• Provided information
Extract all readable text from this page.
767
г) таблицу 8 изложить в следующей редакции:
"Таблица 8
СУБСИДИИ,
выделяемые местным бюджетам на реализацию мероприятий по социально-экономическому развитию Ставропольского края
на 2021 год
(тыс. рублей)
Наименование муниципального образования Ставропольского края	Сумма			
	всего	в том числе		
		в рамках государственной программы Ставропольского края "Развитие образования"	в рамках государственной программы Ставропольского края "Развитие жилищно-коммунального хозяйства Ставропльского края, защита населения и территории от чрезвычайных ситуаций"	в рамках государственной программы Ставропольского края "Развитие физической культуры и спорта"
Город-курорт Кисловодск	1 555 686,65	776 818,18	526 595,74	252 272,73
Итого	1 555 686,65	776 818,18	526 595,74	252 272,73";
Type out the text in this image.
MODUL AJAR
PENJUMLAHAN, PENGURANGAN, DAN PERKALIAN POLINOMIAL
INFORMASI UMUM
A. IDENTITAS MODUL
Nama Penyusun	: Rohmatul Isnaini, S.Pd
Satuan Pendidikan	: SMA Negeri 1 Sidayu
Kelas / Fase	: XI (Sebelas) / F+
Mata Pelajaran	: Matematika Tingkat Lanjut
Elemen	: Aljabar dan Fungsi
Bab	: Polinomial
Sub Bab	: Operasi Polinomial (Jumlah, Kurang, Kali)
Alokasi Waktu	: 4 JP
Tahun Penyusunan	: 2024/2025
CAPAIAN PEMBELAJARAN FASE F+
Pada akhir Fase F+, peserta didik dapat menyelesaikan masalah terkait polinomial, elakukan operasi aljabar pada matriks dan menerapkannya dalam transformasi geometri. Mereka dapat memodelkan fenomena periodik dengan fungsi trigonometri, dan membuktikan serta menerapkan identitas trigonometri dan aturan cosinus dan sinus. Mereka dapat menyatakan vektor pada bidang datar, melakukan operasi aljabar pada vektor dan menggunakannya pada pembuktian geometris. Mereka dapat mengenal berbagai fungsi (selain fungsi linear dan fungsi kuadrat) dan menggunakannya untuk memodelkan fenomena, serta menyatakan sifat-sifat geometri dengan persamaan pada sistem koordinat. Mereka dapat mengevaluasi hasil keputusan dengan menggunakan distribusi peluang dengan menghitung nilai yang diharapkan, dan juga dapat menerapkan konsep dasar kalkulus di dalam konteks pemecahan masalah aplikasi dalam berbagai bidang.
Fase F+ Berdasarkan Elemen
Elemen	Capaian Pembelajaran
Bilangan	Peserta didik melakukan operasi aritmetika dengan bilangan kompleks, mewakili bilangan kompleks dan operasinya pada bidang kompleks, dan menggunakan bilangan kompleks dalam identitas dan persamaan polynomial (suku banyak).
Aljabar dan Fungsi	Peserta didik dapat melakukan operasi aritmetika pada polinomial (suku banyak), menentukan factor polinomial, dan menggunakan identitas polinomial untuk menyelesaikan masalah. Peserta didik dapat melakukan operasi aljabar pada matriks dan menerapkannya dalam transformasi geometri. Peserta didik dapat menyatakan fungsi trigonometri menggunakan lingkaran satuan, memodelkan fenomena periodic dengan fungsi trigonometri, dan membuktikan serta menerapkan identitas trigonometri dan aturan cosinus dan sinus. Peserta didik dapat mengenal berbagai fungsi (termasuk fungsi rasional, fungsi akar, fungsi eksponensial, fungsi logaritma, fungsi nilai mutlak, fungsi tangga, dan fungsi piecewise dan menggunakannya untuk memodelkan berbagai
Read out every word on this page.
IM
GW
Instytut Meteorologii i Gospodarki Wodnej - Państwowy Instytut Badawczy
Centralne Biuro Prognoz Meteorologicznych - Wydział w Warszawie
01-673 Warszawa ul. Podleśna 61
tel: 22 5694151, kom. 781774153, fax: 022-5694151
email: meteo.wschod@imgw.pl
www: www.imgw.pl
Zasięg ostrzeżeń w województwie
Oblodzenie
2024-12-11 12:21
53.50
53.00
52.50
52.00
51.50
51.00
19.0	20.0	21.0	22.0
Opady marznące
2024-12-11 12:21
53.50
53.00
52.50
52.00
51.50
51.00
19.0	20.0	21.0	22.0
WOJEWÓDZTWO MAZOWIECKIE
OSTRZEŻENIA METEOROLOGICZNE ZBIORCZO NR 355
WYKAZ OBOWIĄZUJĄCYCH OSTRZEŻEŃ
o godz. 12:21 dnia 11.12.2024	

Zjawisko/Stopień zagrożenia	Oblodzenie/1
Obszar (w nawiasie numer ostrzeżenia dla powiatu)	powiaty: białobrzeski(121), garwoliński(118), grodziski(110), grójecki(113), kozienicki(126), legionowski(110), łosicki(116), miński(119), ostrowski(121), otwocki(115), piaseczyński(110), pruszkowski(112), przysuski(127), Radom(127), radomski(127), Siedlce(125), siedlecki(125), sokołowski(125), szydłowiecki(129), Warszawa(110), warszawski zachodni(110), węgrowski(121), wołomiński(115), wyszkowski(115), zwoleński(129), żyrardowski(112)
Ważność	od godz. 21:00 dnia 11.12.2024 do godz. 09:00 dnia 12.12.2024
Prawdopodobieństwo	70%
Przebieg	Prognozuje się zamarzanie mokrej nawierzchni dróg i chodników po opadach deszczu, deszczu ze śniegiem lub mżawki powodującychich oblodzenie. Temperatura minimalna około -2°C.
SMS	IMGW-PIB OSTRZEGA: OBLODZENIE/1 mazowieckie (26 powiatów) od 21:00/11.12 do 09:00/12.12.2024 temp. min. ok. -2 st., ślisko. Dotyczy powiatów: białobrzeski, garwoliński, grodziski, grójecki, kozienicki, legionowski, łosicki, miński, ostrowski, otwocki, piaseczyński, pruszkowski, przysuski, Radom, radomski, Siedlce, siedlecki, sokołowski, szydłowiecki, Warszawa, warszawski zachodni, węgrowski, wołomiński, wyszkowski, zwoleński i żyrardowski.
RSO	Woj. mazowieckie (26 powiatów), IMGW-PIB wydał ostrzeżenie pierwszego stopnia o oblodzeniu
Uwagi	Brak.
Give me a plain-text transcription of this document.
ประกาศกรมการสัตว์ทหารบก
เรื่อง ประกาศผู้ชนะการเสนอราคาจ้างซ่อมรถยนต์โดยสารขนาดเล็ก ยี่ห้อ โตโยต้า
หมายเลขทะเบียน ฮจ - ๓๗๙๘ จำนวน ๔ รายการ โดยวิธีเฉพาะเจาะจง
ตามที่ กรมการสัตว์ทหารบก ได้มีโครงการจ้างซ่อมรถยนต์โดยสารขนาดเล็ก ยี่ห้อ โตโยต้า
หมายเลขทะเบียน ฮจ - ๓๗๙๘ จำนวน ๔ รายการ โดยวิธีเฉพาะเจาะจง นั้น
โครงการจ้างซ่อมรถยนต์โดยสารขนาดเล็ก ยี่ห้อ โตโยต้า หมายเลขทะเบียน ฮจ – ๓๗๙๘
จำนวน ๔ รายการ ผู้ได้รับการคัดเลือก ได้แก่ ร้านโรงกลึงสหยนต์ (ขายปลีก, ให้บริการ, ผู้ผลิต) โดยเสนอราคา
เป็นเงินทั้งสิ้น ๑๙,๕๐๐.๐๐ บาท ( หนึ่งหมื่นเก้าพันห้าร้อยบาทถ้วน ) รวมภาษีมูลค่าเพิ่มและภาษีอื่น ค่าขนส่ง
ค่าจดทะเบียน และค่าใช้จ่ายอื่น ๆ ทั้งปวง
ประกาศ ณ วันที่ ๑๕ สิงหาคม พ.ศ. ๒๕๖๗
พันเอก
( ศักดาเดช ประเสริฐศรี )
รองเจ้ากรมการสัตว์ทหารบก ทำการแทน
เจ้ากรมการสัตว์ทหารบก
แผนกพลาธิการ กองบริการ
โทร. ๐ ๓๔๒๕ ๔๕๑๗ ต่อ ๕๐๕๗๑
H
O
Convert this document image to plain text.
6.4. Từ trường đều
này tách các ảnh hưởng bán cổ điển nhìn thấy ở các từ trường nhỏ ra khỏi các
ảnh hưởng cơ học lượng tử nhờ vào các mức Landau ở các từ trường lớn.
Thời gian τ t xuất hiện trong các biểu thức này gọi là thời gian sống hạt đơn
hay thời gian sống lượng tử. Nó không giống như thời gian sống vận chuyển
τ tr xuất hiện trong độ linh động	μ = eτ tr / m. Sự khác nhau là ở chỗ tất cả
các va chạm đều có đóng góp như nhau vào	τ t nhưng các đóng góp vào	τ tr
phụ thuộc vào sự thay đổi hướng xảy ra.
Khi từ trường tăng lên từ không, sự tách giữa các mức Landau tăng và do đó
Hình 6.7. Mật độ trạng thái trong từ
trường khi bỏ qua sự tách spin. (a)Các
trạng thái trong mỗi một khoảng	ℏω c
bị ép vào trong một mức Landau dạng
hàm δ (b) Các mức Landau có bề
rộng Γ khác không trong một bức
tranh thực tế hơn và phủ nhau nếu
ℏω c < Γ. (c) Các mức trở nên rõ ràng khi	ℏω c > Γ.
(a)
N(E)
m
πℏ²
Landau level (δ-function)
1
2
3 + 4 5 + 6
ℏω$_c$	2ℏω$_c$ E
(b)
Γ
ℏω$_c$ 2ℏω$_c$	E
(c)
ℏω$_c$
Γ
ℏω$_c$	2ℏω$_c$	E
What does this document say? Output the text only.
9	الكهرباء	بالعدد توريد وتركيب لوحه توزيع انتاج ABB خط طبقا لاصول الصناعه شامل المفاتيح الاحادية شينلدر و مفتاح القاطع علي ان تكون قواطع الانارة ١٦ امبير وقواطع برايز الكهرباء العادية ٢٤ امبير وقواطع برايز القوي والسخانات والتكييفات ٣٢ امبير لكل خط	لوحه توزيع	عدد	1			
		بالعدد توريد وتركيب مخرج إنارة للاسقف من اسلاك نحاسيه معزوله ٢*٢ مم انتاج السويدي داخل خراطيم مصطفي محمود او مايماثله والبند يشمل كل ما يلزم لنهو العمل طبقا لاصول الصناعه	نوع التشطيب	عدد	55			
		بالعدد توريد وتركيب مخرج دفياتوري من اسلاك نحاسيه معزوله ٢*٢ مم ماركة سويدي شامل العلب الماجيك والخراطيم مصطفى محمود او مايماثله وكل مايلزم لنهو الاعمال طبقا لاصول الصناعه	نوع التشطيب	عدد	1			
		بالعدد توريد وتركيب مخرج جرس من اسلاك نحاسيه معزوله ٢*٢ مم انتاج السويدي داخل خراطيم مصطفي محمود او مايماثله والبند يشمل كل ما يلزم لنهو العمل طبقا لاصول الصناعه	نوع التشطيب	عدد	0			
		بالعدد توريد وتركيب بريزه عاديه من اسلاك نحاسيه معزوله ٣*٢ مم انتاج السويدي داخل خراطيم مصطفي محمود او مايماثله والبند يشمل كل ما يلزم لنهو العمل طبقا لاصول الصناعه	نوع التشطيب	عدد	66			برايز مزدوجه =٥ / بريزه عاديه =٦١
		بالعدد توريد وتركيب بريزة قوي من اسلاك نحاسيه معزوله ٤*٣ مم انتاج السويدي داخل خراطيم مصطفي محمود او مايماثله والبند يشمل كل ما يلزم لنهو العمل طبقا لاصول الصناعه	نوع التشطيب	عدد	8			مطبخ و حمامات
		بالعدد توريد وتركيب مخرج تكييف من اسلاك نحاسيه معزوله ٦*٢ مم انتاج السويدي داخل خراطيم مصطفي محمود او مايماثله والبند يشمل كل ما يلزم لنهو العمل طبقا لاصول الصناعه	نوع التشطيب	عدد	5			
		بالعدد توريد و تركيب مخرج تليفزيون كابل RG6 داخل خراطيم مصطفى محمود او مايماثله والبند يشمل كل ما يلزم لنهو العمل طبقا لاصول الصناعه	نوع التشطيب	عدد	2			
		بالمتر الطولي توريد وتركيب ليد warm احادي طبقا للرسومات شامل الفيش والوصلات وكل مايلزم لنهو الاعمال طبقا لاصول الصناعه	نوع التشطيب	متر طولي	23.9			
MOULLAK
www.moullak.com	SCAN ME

• Stated task
Within the material above, find the lines that contain the word "sokołowski"; copy them.

• Finished exercise
Obszar (w nawiasie numer ostrzeżenia dla powiatu)	powiaty: białobrzeski(121), garwoliński(118), grodziski(110), grójecki(113), kozienicki(126), legionowski(110), łosicki(116), miński(119), ostrowski(121), otwocki(115), piaseczyński(110), pruszkowski(112), przysuski(127), Radom(127), radomski(127), Siedlce(125), siedlecki(125), sokołowski(125), szydłowiecki(129), Warszawa(110), warszawski zachodni(110), węgrowski(121), wołomiński(115), wyszkowski(115), zwoleński(129), żyrardowski(112)
SMS	IMGW-PIB OSTRZEGA: OBLODZENIE/1 mazowieckie (26 powiatów) od 21:00/11.12 do 09:00/12.12.2024 temp. min. ok. -2 st., ślisko. Dotyczy powiatów: białobrzeski, garwoliński, grodziski, grójecki, kozienicki, legionowski, łosicki, miński, ostrowski, otwocki, piaseczyński, pruszkowski, przysuski, Radom, radomski, Siedlce, siedlecki, sokołowski, szydłowiecki, Warszawa, warszawski zachodni, węgrowski, wołomiński, wyszkowski, zwoleński i żyrardowski.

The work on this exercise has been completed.